:: Goal ::
Transcribe all the records exactly and omit any images they hold.

:: Provided records ::
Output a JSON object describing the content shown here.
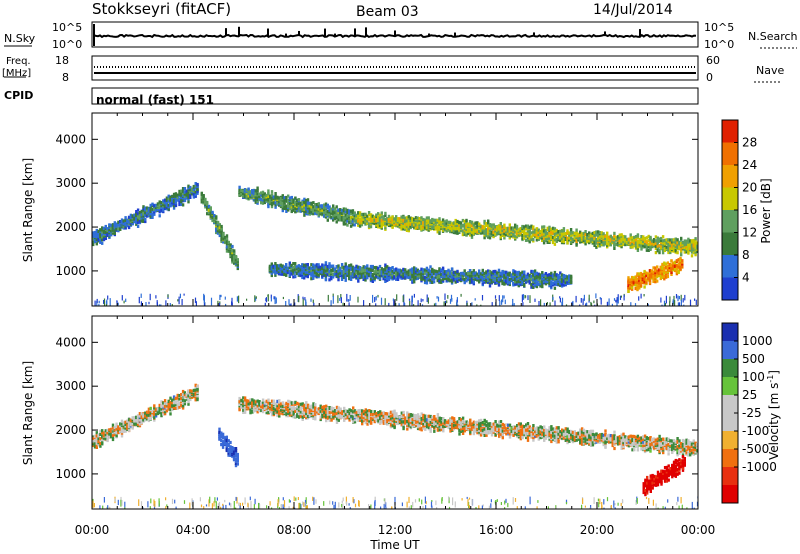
{
  "header": {
    "station": "Stokkseyri (fitACF)",
    "beam": "Beam 03",
    "date": "14/Jul/2014"
  },
  "noise_panel": {
    "left_label": "N.Sky",
    "left_ticks": [
      "10^5",
      "10^0"
    ],
    "right_ticks": [
      "10^5",
      "10^0"
    ],
    "right_label": "N.Search"
  },
  "freq_panel": {
    "left_label_line1": "Freq.",
    "left_label_line2": "[MHz]",
    "left_ticks": [
      "18",
      "8"
    ],
    "right_ticks": [
      "60",
      "0"
    ],
    "right_label": "Nave"
  },
  "cpid_panel": {
    "label": "CPID",
    "mode_text": "normal (fast) 151"
  },
  "colors": {
    "power": [
      "#1f3fcf",
      "#2f6fd8",
      "#3a7a3a",
      "#5f9f5f",
      "#c8c800",
      "#f0a000",
      "#f07000",
      "#e02000"
    ],
    "velocity": [
      "#1a2fb0",
      "#3a6ad8",
      "#3a8a3a",
      "#66c33a",
      "#c8c8c8",
      "#c8c8c8",
      "#f0b030",
      "#f07010",
      "#e83010",
      "#e00000"
    ]
  },
  "chart_data": [
    {
      "type": "heatmap",
      "quantity": "Power",
      "x": {
        "label": "",
        "ticks": [
          "00:00",
          "04:00",
          "08:00",
          "12:00",
          "16:00",
          "20:00",
          "00:00"
        ],
        "range_hours": [
          0,
          24
        ]
      },
      "y": {
        "label": "Slant Range [km]",
        "ticks": [
          1000,
          2000,
          3000,
          4000
        ],
        "range": [
          200,
          4600
        ]
      },
      "colorbar": {
        "label": "Power [dB]",
        "ticks": [
          4,
          8,
          12,
          16,
          20,
          24,
          28
        ]
      },
      "echo_bands": [
        {
          "t0": 0.0,
          "t1": 4.2,
          "r_start": 1750,
          "r_end": 2900,
          "level": 10
        },
        {
          "t0": 4.3,
          "t1": 5.8,
          "r_start": 2700,
          "r_end": 1100,
          "level": 14
        },
        {
          "t0": 5.8,
          "t1": 10.5,
          "r_start": 2800,
          "r_end": 2200,
          "level": 13
        },
        {
          "t0": 10.5,
          "t1": 24.0,
          "r_start": 2200,
          "r_end": 1550,
          "level": 18
        },
        {
          "t0": 7.0,
          "t1": 19.0,
          "r_start": 1050,
          "r_end": 800,
          "level": 10
        },
        {
          "t0": 21.2,
          "t1": 23.4,
          "r_start": 700,
          "r_end": 1200,
          "level": 26
        }
      ]
    },
    {
      "type": "heatmap",
      "quantity": "Velocity",
      "x": {
        "label": "Time UT",
        "ticks": [
          "00:00",
          "04:00",
          "08:00",
          "12:00",
          "16:00",
          "20:00",
          "00:00"
        ],
        "range_hours": [
          0,
          24
        ]
      },
      "y": {
        "label": "Slant Range [km]",
        "ticks": [
          1000,
          2000,
          3000,
          4000
        ],
        "range": [
          200,
          4600
        ]
      },
      "colorbar": {
        "label": "Velocity [m s^-1]",
        "ticks": [
          1000,
          500,
          100,
          25,
          -25,
          -100,
          -500,
          -1000
        ]
      },
      "echo_bands": [
        {
          "t0": 0.0,
          "t1": 4.2,
          "r_start": 1750,
          "r_end": 2900,
          "velocity": 0
        },
        {
          "t0": 5.0,
          "t1": 5.8,
          "r_start": 1900,
          "r_end": 1300,
          "velocity": 600
        },
        {
          "t0": 5.8,
          "t1": 24.0,
          "r_start": 2600,
          "r_end": 1600,
          "velocity": 0
        },
        {
          "t0": 21.8,
          "t1": 23.5,
          "r_start": 700,
          "r_end": 1300,
          "velocity": -800
        }
      ]
    }
  ]
}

:: Answer below ::
Output a JSON object describing the content shown here.
{
  "header": {
    "station": "Stokkseyri (fitACF)",
    "beam": "Beam 03",
    "date": "14/Jul/2014"
  },
  "noise_panel": {
    "left_label": "N.Sky",
    "left_ticks": [
      "10^5",
      "10^0"
    ],
    "right_ticks": [
      "10^5",
      "10^0"
    ],
    "right_label": "N.Search"
  },
  "freq_panel": {
    "left_label_line1": "Freq.",
    "left_label_line2": "[MHz]",
    "left_ticks": [
      "18",
      "8"
    ],
    "right_ticks": [
      "60",
      "0"
    ],
    "right_label": "Nave"
  },
  "cpid_panel": {
    "label": "CPID",
    "mode_text": "normal (fast) 151"
  },
  "colors": {
    "power": [
      "#1f3fcf",
      "#2f6fd8",
      "#3a7a3a",
      "#5f9f5f",
      "#c8c800",
      "#f0a000",
      "#f07000",
      "#e02000"
    ],
    "velocity": [
      "#1a2fb0",
      "#3a6ad8",
      "#3a8a3a",
      "#66c33a",
      "#c8c8c8",
      "#c8c8c8",
      "#f0b030",
      "#f07010",
      "#e83010",
      "#e00000"
    ]
  },
  "chart_data": [
    {
      "type": "heatmap",
      "quantity": "Power",
      "x": {
        "label": "",
        "ticks": [
          "00:00",
          "04:00",
          "08:00",
          "12:00",
          "16:00",
          "20:00",
          "00:00"
        ],
        "range_hours": [
          0,
          24
        ]
      },
      "y": {
        "label": "Slant Range [km]",
        "ticks": [
          1000,
          2000,
          3000,
          4000
        ],
        "range": [
          200,
          4600
        ]
      },
      "colorbar": {
        "label": "Power [dB]",
        "ticks": [
          4,
          8,
          12,
          16,
          20,
          24,
          28
        ]
      },
      "echo_bands": [
        {
          "t0": 0.0,
          "t1": 4.2,
          "r_start": 1750,
          "r_end": 2900,
          "level": 10
        },
        {
          "t0": 4.3,
          "t1": 5.8,
          "r_start": 2700,
          "r_end": 1100,
          "level": 14
        },
        {
          "t0": 5.8,
          "t1": 10.5,
          "r_start": 2800,
          "r_end": 2200,
          "level": 13
        },
        {
          "t0": 10.5,
          "t1": 24.0,
          "r_start": 2200,
          "r_end": 1550,
          "level": 18
        },
        {
          "t0": 7.0,
          "t1": 19.0,
          "r_start": 1050,
          "r_end": 800,
          "level": 10
        },
        {
          "t0": 21.2,
          "t1": 23.4,
          "r_start": 700,
          "r_end": 1200,
          "level": 26
        }
      ]
    },
    {
      "type": "heatmap",
      "quantity": "Velocity",
      "x": {
        "label": "Time UT",
        "ticks": [
          "00:00",
          "04:00",
          "08:00",
          "12:00",
          "16:00",
          "20:00",
          "00:00"
        ],
        "range_hours": [
          0,
          24
        ]
      },
      "y": {
        "label": "Slant Range [km]",
        "ticks": [
          1000,
          2000,
          3000,
          4000
        ],
        "range": [
          200,
          4600
        ]
      },
      "colorbar": {
        "label": "Velocity [m s^-1]",
        "ticks": [
          1000,
          500,
          100,
          25,
          -25,
          -100,
          -500,
          -1000
        ]
      },
      "echo_bands": [
        {
          "t0": 0.0,
          "t1": 4.2,
          "r_start": 1750,
          "r_end": 2900,
          "velocity": 0
        },
        {
          "t0": 5.0,
          "t1": 5.8,
          "r_start": 1900,
          "r_end": 1300,
          "velocity": 600
        },
        {
          "t0": 5.8,
          "t1": 24.0,
          "r_start": 2600,
          "r_end": 1600,
          "velocity": 0
        },
        {
          "t0": 21.8,
          "t1": 23.5,
          "r_start": 700,
          "r_end": 1300,
          "velocity": -800
        }
      ]
    }
  ]
}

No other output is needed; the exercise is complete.